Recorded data
((

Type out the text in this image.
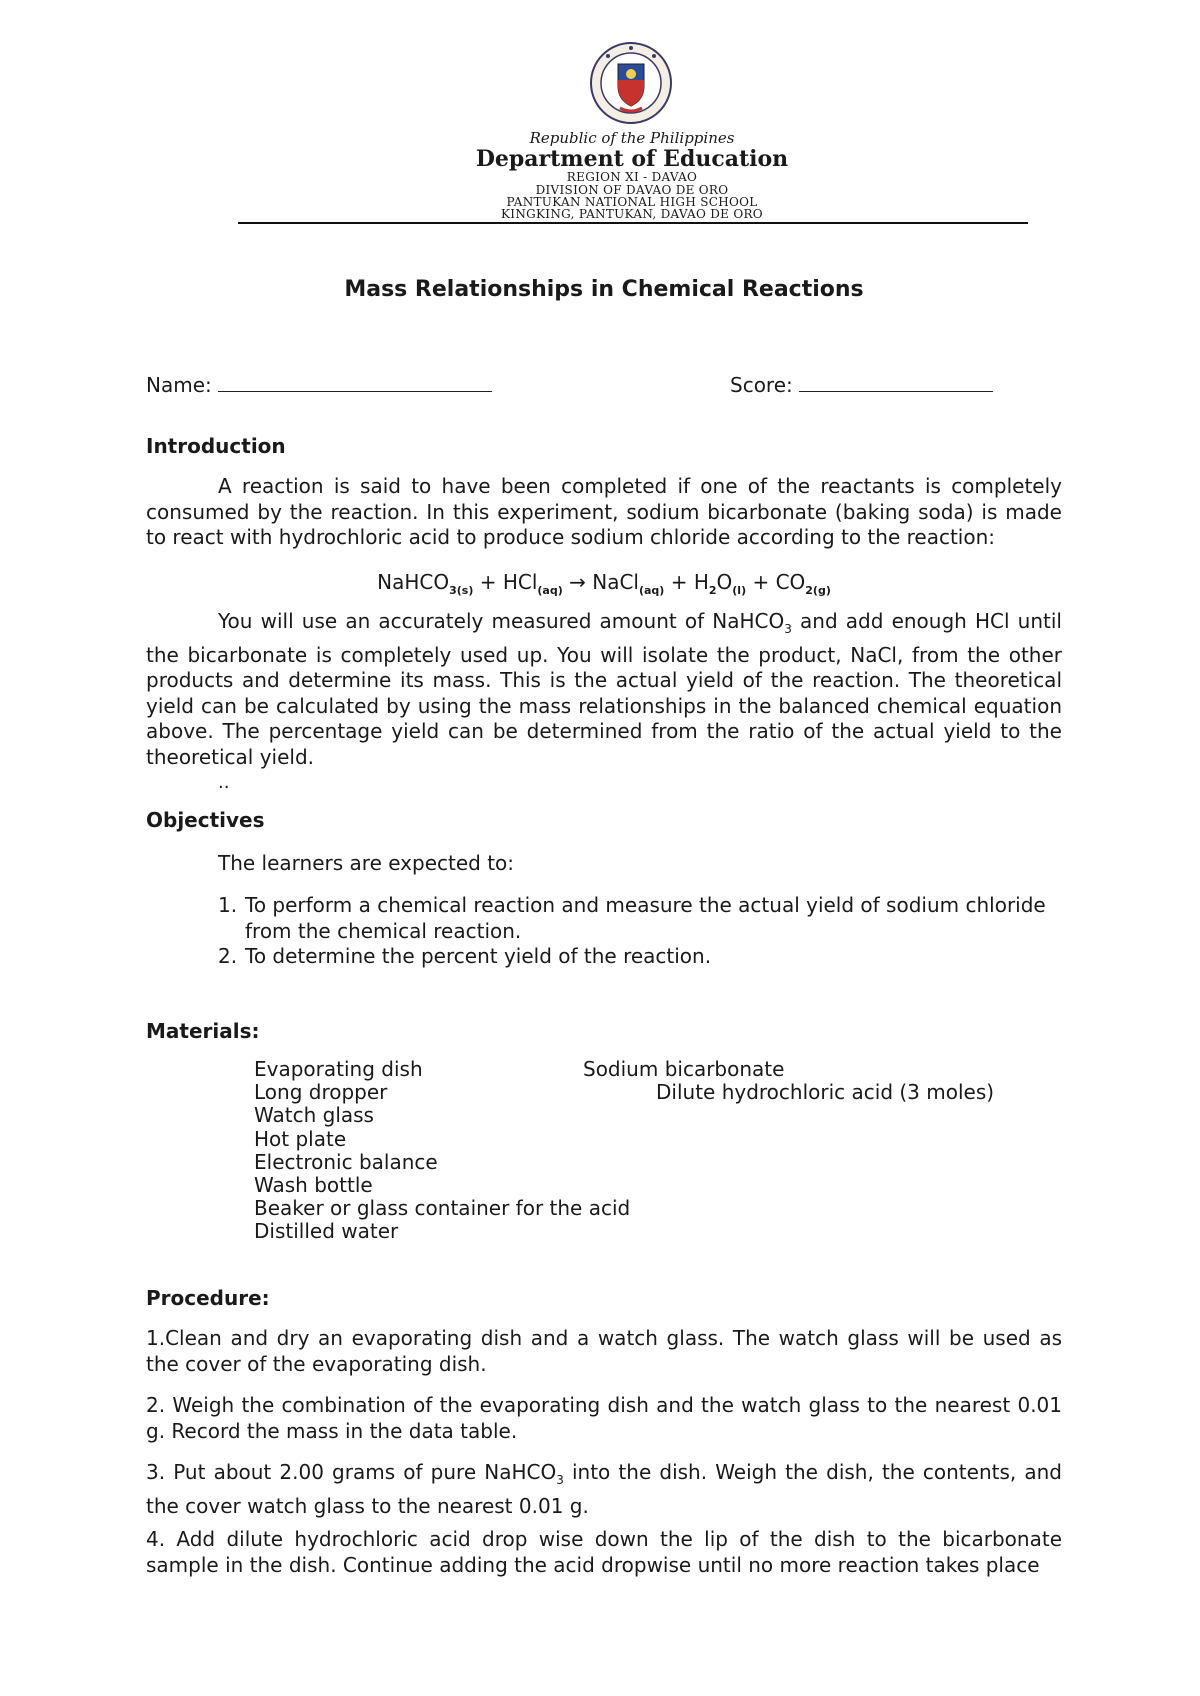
Republic of the Philippines
Department of Education
REGION XI - DAVAO
DIVISION OF DAVAO DE ORO
PANTUKAN NATIONAL HIGH SCHOOL
KINGKING, PANTUKAN, DAVAO DE ORO
Mass Relationships in Chemical Reactions
Name:	Score:
Introduction
A reaction is said to have been completed if one of the reactants is completely consumed by the reaction. In this experiment, sodium bicarbonate (baking soda) is made to react with hydrochloric acid to produce sodium chloride according to the reaction:
NaHCO$_{3(s)}$ + HCl$_{(aq)}$ → NaCl$_{(aq)}$ + $H_2O_{(l)} + CO_{2(g)}$
You will use an accurately measured amount of NaHCO$_3$ and add enough HCl until the bicarbonate is completely used up. You will isolate the product, NaCl, from the other products and determine its mass. This is the actual yield of the reaction. The theoretical yield can be calculated by using the mass relationships in the balanced chemical equation above. The percentage yield can be determined from the ratio of the actual yield to the theoretical yield.
..
Objectives
The learners are expected to:
1. To perform a chemical reaction and measure the actual yield of sodium chloride from the chemical reaction.
2. To determine the percent yield of the reaction.
Materials:
Evaporating dish
Long dropper
Watch glass
Hot plate
Electronic balance
Wash bottle
Beaker or glass container for the acid
Distilled water
Sodium bicarbonate
Dilute hydrochloric acid (3 moles)
Procedure:
1.Clean and dry an evaporating dish and a watch glass. The watch glass will be used as the cover of the evaporating dish.
2. Weigh the combination of the evaporating dish and the watch glass to the nearest 0.01 g. Record the mass in the data table.
3. Put about 2.00 grams of pure NaHCO$_3$ into the dish. Weigh the dish, the contents, and the cover watch glass to the nearest 0.01 g.
4. Add dilute hydrochloric acid drop wise down the lip of the dish to the bicarbonate sample in the dish. Continue adding the acid dropwise until no more reaction takes place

))

**Task details:** Search the entries for the word "Weigh" and gather every line where it appears.

**Output of the task:**
2. Weigh the combination of the evaporating dish and the watch glass to the nearest 0.01 g. Record the mass in the data table.
3. Put about 2.00 grams of pure NaHCO$_3$ into the dish. Weigh the dish, the contents, and the cover watch glass to the nearest 0.01 g.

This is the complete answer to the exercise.